■ Goal of the exercise:
For each line that holds "this", copy the line out.

----------------------------------------

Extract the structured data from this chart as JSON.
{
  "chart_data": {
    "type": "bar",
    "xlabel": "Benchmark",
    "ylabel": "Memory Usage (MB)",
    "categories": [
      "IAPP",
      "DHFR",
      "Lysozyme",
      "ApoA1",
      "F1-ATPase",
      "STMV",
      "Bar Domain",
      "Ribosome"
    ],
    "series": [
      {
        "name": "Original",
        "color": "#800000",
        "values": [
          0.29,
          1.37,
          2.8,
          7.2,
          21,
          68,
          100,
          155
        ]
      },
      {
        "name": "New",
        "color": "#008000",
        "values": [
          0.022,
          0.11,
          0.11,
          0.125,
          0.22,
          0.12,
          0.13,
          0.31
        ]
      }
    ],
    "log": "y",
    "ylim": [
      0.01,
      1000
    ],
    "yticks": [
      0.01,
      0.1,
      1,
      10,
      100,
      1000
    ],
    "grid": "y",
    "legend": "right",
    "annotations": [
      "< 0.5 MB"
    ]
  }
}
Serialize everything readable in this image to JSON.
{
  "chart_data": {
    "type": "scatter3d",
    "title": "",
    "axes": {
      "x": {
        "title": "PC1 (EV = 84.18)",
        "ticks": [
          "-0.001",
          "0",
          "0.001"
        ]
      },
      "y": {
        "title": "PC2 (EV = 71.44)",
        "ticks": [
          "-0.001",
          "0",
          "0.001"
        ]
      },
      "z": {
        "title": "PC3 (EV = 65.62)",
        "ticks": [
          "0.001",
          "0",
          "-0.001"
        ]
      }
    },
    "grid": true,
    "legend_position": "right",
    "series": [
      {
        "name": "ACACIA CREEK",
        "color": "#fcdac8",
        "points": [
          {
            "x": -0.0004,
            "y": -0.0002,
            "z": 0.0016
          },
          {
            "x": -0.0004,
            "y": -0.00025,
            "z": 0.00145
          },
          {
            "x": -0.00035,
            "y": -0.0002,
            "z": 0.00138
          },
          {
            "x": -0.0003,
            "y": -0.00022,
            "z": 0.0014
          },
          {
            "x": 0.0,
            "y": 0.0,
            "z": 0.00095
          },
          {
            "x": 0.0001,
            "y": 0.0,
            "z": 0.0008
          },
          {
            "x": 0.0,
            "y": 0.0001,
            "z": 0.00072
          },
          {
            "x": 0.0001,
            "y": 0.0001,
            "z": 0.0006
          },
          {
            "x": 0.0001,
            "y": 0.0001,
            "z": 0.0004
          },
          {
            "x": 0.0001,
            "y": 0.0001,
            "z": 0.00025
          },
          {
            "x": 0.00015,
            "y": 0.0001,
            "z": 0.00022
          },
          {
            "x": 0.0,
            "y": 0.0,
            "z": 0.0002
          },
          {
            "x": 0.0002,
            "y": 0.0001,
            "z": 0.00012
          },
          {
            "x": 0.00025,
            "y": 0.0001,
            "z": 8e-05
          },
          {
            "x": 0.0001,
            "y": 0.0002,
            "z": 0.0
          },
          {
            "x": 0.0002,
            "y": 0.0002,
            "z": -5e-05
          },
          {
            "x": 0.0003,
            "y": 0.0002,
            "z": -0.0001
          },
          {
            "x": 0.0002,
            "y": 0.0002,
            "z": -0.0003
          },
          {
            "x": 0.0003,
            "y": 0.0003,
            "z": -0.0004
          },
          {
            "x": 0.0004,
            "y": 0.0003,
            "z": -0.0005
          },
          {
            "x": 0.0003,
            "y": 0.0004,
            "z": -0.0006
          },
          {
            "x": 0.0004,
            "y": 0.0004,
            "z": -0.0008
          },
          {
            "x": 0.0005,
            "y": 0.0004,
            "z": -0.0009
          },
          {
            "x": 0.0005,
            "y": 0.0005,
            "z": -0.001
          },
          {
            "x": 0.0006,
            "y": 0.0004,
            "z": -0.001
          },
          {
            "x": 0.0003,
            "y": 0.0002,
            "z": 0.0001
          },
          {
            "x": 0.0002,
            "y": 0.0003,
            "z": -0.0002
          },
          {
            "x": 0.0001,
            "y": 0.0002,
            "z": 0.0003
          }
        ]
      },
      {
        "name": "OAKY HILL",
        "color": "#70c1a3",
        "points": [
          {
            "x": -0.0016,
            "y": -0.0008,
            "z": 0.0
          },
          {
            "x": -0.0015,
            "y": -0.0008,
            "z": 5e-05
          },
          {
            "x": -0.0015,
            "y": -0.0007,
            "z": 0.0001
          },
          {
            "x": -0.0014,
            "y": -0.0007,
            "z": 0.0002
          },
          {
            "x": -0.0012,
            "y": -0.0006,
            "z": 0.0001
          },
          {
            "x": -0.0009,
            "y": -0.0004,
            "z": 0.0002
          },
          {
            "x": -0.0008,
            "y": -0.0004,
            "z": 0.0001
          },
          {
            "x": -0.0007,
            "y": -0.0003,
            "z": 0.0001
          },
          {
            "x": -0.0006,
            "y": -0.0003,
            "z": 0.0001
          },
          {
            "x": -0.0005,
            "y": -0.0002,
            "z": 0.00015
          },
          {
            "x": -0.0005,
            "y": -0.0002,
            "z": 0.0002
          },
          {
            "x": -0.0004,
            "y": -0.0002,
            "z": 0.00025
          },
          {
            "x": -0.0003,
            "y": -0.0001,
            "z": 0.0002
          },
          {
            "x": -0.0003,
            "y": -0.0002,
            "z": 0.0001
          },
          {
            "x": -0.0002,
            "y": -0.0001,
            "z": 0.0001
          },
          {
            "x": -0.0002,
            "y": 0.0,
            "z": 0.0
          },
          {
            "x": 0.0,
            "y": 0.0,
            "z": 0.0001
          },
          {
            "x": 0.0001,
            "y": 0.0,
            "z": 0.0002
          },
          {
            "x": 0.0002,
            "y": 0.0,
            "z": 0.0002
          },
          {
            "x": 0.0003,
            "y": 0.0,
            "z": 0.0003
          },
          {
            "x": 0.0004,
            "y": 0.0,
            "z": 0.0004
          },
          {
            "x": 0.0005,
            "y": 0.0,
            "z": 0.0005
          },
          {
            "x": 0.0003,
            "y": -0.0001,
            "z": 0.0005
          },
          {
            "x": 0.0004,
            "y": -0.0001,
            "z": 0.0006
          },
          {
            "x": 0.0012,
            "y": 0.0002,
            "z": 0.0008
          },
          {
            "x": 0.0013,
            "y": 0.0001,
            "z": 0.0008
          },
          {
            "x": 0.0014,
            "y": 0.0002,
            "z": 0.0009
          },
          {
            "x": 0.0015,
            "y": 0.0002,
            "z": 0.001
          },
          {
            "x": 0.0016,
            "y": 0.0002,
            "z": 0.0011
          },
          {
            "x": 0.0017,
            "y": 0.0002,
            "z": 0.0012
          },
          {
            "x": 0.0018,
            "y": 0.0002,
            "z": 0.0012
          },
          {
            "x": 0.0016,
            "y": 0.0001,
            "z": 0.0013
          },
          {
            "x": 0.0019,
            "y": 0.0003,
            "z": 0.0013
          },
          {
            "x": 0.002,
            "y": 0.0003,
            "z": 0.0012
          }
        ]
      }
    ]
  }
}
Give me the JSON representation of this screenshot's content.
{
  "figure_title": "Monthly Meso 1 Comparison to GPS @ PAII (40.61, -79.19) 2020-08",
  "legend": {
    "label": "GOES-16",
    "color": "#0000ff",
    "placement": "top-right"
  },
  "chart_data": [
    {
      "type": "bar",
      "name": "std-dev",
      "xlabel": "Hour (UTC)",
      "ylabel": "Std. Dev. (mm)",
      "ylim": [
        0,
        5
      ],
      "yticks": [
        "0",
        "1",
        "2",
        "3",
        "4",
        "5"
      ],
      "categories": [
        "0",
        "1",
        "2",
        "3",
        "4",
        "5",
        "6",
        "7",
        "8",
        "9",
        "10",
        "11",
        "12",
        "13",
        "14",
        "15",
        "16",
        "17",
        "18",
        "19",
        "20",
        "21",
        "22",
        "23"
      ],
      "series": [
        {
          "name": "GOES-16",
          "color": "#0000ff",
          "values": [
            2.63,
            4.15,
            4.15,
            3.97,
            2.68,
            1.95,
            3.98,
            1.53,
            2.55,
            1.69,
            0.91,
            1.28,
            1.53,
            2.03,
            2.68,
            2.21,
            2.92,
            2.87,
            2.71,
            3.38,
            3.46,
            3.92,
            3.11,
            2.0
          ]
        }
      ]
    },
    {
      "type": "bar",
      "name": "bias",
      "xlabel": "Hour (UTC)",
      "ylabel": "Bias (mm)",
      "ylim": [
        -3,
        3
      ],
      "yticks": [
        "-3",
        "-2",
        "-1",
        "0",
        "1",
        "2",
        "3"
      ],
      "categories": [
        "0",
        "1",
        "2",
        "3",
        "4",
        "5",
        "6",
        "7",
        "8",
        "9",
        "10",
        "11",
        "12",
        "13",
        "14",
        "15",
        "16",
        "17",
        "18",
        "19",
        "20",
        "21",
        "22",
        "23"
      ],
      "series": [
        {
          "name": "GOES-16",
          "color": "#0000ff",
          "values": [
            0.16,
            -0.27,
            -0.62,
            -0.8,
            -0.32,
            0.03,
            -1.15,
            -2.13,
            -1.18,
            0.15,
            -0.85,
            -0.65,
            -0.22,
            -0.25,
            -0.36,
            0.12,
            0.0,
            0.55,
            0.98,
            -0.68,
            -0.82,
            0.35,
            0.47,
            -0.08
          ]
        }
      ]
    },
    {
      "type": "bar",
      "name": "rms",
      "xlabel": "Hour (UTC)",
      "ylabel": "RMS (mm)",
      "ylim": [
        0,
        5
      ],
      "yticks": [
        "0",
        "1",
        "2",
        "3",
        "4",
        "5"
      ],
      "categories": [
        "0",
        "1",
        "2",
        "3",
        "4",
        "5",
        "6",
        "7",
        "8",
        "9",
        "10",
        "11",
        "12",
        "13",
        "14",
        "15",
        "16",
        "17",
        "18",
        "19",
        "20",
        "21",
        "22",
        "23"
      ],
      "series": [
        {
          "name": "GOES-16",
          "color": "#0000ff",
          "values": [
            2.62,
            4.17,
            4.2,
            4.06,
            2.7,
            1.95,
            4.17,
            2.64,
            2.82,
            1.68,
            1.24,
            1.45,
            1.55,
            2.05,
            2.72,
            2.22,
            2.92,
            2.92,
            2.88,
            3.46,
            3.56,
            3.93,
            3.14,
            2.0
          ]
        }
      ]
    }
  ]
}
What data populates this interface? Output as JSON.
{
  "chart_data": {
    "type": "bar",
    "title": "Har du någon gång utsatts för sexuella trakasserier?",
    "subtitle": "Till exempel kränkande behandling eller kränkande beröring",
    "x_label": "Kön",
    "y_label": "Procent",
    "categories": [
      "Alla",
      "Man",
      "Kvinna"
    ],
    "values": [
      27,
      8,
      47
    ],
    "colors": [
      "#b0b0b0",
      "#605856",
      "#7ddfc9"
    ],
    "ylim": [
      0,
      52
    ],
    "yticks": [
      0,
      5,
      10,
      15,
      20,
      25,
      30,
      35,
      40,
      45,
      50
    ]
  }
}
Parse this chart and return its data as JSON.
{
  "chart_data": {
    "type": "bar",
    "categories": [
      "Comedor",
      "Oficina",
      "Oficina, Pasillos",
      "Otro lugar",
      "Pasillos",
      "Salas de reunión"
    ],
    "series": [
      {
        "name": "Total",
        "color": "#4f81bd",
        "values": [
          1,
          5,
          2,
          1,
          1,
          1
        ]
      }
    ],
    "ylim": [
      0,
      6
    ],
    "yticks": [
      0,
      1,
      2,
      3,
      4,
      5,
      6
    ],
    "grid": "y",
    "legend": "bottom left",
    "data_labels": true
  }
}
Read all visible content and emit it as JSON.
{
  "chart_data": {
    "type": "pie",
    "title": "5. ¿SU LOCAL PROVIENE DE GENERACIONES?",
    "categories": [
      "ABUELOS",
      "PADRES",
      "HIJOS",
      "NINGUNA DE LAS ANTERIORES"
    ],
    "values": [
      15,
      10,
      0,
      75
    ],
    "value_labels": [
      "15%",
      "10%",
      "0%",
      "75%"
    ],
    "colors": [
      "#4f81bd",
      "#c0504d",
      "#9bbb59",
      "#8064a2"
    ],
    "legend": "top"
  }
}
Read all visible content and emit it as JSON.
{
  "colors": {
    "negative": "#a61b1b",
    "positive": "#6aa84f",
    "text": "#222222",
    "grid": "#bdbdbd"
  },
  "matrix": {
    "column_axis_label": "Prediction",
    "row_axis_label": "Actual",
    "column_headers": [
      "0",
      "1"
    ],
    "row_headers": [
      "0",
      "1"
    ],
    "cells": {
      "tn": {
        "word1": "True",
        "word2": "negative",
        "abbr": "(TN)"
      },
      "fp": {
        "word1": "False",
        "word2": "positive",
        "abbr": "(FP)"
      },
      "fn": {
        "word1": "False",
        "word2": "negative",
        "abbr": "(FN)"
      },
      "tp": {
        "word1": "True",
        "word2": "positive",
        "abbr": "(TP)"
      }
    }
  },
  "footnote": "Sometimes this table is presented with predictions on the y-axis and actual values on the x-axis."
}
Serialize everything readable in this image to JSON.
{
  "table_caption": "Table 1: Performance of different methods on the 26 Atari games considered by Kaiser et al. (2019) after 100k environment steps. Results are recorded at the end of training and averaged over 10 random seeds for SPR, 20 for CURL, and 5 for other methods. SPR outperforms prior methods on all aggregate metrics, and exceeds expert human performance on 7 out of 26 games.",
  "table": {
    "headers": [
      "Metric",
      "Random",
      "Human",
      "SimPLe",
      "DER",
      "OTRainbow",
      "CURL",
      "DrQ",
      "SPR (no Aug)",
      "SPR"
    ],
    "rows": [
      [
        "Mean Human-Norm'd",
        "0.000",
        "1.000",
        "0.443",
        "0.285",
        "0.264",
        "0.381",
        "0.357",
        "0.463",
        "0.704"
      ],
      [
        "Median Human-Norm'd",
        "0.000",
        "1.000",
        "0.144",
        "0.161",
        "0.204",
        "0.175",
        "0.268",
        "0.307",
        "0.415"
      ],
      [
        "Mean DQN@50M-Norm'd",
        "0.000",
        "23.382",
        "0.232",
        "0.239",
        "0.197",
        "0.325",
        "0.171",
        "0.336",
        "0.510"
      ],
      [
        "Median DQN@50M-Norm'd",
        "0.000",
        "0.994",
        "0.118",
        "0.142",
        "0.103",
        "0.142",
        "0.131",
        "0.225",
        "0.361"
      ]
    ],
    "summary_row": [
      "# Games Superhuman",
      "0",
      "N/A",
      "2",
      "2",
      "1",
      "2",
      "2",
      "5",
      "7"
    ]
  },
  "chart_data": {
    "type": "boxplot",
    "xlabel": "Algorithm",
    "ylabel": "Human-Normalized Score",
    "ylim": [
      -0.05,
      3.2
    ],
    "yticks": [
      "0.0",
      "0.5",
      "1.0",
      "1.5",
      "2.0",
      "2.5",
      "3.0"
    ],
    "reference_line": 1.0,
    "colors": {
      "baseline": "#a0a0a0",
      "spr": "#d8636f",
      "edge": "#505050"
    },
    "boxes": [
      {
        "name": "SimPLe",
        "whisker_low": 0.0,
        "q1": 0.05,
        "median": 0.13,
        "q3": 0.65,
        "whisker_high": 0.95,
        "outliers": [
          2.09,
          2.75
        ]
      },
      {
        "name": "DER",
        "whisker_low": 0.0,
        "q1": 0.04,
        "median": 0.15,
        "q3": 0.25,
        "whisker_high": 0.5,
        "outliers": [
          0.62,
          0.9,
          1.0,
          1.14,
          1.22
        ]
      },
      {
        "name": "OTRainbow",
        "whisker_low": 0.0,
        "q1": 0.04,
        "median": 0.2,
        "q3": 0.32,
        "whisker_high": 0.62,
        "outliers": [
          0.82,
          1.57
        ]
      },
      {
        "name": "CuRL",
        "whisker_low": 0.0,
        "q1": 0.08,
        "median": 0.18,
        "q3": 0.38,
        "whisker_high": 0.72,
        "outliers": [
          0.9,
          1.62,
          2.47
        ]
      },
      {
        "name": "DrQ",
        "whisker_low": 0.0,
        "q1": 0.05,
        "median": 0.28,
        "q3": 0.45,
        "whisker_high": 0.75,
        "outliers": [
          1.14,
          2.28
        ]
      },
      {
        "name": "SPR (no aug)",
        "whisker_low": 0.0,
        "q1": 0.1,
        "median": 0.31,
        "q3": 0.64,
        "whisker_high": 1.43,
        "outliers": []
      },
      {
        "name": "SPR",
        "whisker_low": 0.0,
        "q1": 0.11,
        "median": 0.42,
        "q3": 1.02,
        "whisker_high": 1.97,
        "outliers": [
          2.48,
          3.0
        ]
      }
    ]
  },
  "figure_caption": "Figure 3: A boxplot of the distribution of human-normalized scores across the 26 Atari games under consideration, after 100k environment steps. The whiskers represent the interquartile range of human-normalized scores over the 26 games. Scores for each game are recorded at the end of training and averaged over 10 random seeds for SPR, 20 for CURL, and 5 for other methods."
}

----------------------------------------

■ Written response:
Extract the structured data from this chart as JSON.
Serialize everything readable in this image to JSON.
Give me the JSON representation of this screenshot's content.
What data populates this interface? Output as JSON.
Parse this chart and return its data as JSON.
  "footnote": "Sometimes this table is presented with predictions on the y-axis and actual values on the x-axis."
Serialize everything readable in this image to JSON.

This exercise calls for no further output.